Stored items

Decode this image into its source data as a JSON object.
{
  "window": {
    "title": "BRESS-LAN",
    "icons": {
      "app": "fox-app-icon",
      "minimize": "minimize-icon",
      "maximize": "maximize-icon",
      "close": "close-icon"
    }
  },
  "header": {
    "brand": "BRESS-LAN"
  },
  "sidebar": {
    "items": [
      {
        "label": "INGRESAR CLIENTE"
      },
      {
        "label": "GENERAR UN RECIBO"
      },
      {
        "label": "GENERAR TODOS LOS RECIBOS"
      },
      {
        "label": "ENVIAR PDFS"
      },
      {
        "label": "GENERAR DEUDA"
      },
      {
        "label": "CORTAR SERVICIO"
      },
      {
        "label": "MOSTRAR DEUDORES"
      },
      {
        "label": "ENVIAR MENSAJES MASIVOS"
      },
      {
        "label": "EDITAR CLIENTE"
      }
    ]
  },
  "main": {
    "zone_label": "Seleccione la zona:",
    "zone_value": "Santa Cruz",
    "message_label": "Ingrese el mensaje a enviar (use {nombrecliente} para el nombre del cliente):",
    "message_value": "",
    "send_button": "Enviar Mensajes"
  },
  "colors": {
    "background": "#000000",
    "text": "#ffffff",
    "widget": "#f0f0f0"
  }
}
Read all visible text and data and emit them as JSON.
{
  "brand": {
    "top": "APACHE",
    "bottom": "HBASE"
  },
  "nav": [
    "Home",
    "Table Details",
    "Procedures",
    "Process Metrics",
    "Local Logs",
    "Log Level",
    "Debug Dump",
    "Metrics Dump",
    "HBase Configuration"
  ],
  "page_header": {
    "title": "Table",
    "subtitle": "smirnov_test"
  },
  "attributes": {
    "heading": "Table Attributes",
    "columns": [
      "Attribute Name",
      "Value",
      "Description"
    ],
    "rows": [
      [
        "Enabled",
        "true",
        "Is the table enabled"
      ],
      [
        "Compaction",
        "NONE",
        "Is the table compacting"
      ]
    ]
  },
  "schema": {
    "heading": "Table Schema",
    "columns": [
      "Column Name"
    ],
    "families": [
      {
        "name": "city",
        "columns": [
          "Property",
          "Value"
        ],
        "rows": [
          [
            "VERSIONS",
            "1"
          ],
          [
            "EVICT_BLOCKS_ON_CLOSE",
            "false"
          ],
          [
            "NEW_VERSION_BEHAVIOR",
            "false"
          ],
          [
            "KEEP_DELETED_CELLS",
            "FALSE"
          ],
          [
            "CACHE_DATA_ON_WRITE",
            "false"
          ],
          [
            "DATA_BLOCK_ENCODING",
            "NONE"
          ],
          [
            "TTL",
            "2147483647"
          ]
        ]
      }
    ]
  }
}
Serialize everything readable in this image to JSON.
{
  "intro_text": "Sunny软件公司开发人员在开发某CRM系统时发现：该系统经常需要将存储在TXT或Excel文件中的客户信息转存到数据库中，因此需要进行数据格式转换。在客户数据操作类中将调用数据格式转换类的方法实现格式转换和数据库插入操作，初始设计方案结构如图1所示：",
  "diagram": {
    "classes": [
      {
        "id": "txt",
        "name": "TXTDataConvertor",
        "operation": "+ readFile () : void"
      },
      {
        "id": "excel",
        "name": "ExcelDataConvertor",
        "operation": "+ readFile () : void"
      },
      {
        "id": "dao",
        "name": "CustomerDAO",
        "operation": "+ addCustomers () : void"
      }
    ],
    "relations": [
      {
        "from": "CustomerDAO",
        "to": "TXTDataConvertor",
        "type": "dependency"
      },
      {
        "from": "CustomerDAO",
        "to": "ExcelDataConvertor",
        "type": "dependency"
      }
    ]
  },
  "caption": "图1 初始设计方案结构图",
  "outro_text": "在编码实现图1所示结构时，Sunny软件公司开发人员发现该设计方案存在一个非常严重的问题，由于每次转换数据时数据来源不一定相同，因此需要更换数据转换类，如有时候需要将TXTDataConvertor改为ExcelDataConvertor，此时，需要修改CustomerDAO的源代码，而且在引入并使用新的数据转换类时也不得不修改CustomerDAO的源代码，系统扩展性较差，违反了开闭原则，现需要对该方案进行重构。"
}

- _WRITTEN EXERCISE_: Copy each line above containing the string "image".

- _THE RESPONSE_:
Decode this image into its source data as a JSON object.
Serialize everything readable in this image to JSON.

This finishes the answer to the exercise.